• _What to work on_: Print out the entries below with no edits.

[Data entries]
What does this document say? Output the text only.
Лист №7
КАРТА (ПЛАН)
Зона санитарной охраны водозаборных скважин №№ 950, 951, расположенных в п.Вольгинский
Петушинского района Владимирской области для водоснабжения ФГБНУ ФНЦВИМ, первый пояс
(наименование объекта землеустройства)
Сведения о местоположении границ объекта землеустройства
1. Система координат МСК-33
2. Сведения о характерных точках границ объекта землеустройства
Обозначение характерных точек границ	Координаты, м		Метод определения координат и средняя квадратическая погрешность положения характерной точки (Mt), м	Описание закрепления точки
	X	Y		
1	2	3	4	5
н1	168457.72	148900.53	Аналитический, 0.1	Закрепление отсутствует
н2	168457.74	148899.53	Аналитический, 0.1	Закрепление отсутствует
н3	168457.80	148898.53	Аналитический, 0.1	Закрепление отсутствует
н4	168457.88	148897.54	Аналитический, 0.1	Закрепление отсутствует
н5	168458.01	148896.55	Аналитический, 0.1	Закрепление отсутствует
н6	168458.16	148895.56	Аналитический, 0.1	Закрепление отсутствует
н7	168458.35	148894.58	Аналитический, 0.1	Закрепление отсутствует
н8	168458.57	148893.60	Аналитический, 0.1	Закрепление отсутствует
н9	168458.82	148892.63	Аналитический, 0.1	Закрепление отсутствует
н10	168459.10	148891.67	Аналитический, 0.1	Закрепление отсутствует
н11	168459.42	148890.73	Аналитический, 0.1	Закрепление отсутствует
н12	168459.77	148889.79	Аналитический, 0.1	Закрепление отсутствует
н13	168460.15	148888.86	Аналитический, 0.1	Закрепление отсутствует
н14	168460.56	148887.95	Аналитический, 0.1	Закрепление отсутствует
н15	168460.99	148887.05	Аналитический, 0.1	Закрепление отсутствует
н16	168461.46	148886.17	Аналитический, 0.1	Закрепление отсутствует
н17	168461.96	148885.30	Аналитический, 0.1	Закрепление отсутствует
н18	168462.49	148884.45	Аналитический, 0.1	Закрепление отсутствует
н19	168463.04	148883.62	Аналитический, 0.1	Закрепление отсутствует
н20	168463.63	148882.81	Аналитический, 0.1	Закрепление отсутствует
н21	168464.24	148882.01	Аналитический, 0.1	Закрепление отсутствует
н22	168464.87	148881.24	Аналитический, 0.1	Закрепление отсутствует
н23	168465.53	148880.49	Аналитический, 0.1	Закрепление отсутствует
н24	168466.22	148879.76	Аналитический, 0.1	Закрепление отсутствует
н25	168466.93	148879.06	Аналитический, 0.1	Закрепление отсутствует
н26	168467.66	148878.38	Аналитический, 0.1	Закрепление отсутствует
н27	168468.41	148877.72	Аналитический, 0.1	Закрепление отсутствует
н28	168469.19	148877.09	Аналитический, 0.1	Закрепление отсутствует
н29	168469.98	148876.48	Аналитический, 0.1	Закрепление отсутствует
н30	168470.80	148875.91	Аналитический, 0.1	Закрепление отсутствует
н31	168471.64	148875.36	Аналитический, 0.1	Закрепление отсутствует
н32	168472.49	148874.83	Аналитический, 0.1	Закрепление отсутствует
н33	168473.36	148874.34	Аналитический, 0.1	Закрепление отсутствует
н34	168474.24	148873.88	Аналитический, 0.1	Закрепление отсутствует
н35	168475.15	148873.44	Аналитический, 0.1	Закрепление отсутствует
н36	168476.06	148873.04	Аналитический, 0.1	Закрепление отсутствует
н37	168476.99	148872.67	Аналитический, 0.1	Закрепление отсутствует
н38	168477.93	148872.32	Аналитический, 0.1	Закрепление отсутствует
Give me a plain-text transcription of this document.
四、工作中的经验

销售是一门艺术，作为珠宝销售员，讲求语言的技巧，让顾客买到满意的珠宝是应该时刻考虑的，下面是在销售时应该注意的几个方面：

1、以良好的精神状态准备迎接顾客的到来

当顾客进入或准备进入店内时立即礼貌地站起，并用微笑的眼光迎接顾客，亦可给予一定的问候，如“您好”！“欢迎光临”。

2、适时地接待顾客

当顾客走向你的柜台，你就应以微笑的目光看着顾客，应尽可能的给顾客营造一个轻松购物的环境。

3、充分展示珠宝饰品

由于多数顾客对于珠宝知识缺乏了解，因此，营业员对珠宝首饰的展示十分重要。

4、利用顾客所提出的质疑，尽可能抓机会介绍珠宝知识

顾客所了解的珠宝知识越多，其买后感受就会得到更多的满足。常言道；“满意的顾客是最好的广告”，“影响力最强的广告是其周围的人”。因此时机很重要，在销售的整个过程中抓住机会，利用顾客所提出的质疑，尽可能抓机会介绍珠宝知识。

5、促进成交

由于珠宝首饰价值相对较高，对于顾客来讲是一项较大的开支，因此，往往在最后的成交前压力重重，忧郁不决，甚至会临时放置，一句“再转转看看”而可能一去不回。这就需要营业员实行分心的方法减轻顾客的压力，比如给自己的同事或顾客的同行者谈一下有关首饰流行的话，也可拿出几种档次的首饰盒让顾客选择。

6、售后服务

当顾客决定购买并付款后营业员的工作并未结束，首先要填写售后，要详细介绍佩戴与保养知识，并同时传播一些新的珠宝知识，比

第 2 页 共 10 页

• _The result_:
What does this document say? Output the text only.
Лист №7
КАРТА (ПЛАН)
Зона санитарной охраны водозаборных скважин №№ 950, 951, расположенных в п.Вольгинский
Петушинского района Владимирской области для водоснабжения ФГБНУ ФНЦВИМ, первый пояс
(наименование объекта землеустройства)
Сведения о местоположении границ объекта землеустройства
1. Система координат МСК-33
2. Сведения о характерных точках границ объекта землеустройства
Обозначение характерных точек границ	Координаты, м		Метод определения координат и средняя квадратическая погрешность положения характерной точки (Mt), м	Описание закрепления точки
	X	Y		
1	2	3	4	5
н1	168457.72	148900.53	Аналитический, 0.1	Закрепление отсутствует
н2	168457.74	148899.53	Аналитический, 0.1	Закрепление отсутствует
н3	168457.80	148898.53	Аналитический, 0.1	Закрепление отсутствует
н4	168457.88	148897.54	Аналитический, 0.1	Закрепление отсутствует
н5	168458.01	148896.55	Аналитический, 0.1	Закрепление отсутствует
н6	168458.16	148895.56	Аналитический, 0.1	Закрепление отсутствует
н7	168458.35	148894.58	Аналитический, 0.1	Закрепление отсутствует
н8	168458.57	148893.60	Аналитический, 0.1	Закрепление отсутствует
н9	168458.82	148892.63	Аналитический, 0.1	Закрепление отсутствует
н10	168459.10	148891.67	Аналитический, 0.1	Закрепление отсутствует
н11	168459.42	148890.73	Аналитический, 0.1	Закрепление отсутствует
н12	168459.77	148889.79	Аналитический, 0.1	Закрепление отсутствует
н13	168460.15	148888.86	Аналитический, 0.1	Закрепление отсутствует
н14	168460.56	148887.95	Аналитический, 0.1	Закрепление отсутствует
н15	168460.99	148887.05	Аналитический, 0.1	Закрепление отсутствует
н16	168461.46	148886.17	Аналитический, 0.1	Закрепление отсутствует
н17	168461.96	148885.30	Аналитический, 0.1	Закрепление отсутствует
н18	168462.49	148884.45	Аналитический, 0.1	Закрепление отсутствует
н19	168463.04	148883.62	Аналитический, 0.1	Закрепление отсутствует
н20	168463.63	148882.81	Аналитический, 0.1	Закрепление отсутствует
н21	168464.24	148882.01	Аналитический, 0.1	Закрепление отсутствует
н22	168464.87	148881.24	Аналитический, 0.1	Закрепление отсутствует
н23	168465.53	148880.49	Аналитический, 0.1	Закрепление отсутствует
н24	168466.22	148879.76	Аналитический, 0.1	Закрепление отсутствует
н25	168466.93	148879.06	Аналитический, 0.1	Закрепление отсутствует
н26	168467.66	148878.38	Аналитический, 0.1	Закрепление отсутствует
н27	168468.41	148877.72	Аналитический, 0.1	Закрепление отсутствует
н28	168469.19	148877.09	Аналитический, 0.1	Закрепление отсутствует
н29	168469.98	148876.48	Аналитический, 0.1	Закрепление отсутствует
н30	168470.80	148875.91	Аналитический, 0.1	Закрепление отсутствует
н31	168471.64	148875.36	Аналитический, 0.1	Закрепление отсутствует
н32	168472.49	148874.83	Аналитический, 0.1	Закрепление отсутствует
н33	168473.36	148874.34	Аналитический, 0.1	Закрепление отсутствует
н34	168474.24	148873.88	Аналитический, 0.1	Закрепление отсутствует
н35	168475.15	148873.44	Аналитический, 0.1	Закрепление отсутствует
н36	168476.06	148873.04	Аналитический, 0.1	Закрепление отсутствует
н37	168476.99	148872.67	Аналитический, 0.1	Закрепление отсутствует
н38	168477.93	148872.32	Аналитический, 0.1	Закрепление отсутствует
Give me a plain-text transcription of this document.
四、工作中的经验

销售是一门艺术，作为珠宝销售员，讲求语言的技巧，让顾客买到满意的珠宝是应该时刻考虑的，下面是在销售时应该注意的几个方面：

1、以良好的精神状态准备迎接顾客的到来

当顾客进入或准备进入店内时立即礼貌地站起，并用微笑的眼光迎接顾客，亦可给予一定的问候，如“您好”！“欢迎光临”。

2、适时地接待顾客

当顾客走向你的柜台，你就应以微笑的目光看着顾客，应尽可能的给顾客营造一个轻松购物的环境。

3、充分展示珠宝饰品

由于多数顾客对于珠宝知识缺乏了解，因此，营业员对珠宝首饰的展示十分重要。

4、利用顾客所提出的质疑，尽可能抓机会介绍珠宝知识

顾客所了解的珠宝知识越多，其买后感受就会得到更多的满足。常言道；“满意的顾客是最好的广告”，“影响力最强的广告是其周围的人”。因此时机很重要，在销售的整个过程中抓住机会，利用顾客所提出的质疑，尽可能抓机会介绍珠宝知识。

5、促进成交

由于珠宝首饰价值相对较高，对于顾客来讲是一项较大的开支，因此，往往在最后的成交前压力重重，忧郁不决，甚至会临时放置，一句“再转转看看”而可能一去不回。这就需要营业员实行分心的方法减轻顾客的压力，比如给自己的同事或顾客的同行者谈一下有关首饰流行的话，也可拿出几种档次的首饰盒让顾客选择。

6、售后服务

当顾客决定购买并付款后营业员的工作并未结束，首先要填写售后，要详细介绍佩戴与保养知识，并同时传播一些新的珠宝知识，比

第 2 页 共 10 页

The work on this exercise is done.